EXTRACTED MATERIAL →
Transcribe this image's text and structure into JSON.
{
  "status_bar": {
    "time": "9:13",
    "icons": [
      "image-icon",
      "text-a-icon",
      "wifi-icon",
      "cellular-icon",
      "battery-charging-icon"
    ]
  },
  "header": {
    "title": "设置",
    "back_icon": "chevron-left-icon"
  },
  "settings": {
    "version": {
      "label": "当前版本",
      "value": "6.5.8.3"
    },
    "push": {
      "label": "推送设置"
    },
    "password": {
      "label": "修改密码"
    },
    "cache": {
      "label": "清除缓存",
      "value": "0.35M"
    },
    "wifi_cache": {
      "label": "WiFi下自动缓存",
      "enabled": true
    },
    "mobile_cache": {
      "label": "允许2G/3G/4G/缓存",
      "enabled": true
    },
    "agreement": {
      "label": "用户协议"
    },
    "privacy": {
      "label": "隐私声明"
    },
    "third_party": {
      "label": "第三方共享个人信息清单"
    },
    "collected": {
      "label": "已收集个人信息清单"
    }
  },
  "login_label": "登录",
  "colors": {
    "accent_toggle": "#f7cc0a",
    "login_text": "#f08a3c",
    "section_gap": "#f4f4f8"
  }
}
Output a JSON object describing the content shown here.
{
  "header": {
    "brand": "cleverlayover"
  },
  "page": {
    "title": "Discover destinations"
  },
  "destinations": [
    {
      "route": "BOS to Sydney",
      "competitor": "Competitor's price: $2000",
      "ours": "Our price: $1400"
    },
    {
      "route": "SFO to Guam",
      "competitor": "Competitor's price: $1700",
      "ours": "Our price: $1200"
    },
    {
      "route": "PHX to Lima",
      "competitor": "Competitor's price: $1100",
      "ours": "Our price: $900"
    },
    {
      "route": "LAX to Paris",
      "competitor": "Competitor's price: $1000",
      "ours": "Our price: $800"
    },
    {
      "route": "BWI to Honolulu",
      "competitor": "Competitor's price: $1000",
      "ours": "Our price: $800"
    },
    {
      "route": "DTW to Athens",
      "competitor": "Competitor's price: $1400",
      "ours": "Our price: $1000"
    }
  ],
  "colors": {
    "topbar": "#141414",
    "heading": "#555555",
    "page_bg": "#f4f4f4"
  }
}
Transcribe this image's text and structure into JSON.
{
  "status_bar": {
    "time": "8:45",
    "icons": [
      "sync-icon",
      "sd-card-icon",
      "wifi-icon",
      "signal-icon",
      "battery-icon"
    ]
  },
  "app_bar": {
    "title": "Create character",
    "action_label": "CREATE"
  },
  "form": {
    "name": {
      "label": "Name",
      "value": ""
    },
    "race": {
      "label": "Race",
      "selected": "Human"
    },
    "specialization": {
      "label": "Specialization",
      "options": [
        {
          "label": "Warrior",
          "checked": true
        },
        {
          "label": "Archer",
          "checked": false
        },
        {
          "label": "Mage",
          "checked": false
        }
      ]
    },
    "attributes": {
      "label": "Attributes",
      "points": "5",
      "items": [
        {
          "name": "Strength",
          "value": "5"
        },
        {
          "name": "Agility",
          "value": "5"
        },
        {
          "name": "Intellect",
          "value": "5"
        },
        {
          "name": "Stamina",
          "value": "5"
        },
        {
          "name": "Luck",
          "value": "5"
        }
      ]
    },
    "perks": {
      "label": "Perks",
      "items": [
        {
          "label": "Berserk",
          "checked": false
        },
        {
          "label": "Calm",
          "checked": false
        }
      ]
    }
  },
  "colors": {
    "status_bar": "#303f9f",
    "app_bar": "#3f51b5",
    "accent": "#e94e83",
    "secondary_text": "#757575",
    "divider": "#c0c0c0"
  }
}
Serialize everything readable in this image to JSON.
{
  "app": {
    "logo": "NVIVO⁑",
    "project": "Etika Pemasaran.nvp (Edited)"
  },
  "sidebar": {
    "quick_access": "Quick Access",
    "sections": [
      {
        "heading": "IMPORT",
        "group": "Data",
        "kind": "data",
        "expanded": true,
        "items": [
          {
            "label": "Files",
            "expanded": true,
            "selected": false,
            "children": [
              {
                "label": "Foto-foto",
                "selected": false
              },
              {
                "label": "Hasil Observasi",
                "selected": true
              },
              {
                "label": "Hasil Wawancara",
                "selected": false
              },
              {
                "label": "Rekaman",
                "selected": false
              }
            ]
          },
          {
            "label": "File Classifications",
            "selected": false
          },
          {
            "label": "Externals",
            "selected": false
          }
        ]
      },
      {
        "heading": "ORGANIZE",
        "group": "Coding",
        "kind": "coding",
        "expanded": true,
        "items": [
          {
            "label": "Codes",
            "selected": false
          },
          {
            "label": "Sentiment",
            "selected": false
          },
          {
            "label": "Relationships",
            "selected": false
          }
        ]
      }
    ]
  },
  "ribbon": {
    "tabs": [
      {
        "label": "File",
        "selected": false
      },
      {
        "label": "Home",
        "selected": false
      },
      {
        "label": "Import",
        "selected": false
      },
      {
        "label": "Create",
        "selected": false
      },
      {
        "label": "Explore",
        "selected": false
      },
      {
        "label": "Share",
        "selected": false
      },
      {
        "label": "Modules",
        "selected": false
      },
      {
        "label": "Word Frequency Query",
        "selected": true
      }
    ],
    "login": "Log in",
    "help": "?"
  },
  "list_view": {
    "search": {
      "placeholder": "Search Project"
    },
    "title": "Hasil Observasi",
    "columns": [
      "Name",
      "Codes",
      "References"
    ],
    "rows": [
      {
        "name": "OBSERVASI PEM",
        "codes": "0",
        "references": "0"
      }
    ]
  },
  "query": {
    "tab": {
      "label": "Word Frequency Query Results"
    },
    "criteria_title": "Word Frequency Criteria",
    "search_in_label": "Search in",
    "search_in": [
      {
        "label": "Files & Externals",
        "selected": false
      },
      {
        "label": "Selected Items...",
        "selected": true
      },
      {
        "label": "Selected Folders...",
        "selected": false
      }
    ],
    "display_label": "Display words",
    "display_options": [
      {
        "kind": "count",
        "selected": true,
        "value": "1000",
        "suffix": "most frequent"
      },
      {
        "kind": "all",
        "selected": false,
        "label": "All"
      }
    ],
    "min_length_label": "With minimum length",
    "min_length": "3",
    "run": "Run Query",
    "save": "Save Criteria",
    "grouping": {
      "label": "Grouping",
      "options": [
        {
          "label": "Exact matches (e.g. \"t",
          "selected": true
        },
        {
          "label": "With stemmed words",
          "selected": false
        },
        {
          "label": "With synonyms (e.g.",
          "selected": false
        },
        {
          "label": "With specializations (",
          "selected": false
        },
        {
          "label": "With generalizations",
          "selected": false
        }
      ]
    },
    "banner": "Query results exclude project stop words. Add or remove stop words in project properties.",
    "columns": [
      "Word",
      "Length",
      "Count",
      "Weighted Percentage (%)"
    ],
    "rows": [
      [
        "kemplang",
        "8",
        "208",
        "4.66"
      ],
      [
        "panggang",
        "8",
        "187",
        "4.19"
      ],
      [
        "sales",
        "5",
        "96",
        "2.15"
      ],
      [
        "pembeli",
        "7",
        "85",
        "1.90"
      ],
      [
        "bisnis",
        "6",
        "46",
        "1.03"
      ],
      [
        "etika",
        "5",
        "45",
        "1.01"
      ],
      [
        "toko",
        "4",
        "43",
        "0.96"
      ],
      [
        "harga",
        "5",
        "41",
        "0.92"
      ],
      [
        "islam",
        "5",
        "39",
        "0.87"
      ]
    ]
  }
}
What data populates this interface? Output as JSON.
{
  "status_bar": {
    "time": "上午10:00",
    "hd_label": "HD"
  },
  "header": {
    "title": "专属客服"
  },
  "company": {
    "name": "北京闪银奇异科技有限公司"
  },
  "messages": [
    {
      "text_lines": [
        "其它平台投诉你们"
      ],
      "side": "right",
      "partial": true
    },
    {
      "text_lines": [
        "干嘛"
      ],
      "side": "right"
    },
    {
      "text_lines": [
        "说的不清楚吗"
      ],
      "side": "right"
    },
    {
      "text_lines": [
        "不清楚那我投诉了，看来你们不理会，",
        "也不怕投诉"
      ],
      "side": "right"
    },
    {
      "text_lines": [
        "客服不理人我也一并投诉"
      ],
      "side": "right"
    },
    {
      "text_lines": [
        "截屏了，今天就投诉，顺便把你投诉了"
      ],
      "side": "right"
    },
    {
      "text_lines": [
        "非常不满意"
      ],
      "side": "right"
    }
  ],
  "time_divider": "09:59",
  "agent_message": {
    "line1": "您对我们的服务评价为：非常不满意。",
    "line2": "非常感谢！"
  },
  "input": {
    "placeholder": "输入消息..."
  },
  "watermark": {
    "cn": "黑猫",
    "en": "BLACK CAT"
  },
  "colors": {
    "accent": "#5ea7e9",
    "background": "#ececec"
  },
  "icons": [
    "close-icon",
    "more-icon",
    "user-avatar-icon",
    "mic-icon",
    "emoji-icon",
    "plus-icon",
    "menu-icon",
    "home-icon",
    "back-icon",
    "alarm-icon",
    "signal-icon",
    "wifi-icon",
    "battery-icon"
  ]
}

TASK BRIEF →
Make a tally of the lines in this data that include the string "image", and answer with that tally alone.

RESULT OF THE EXERCISE →
4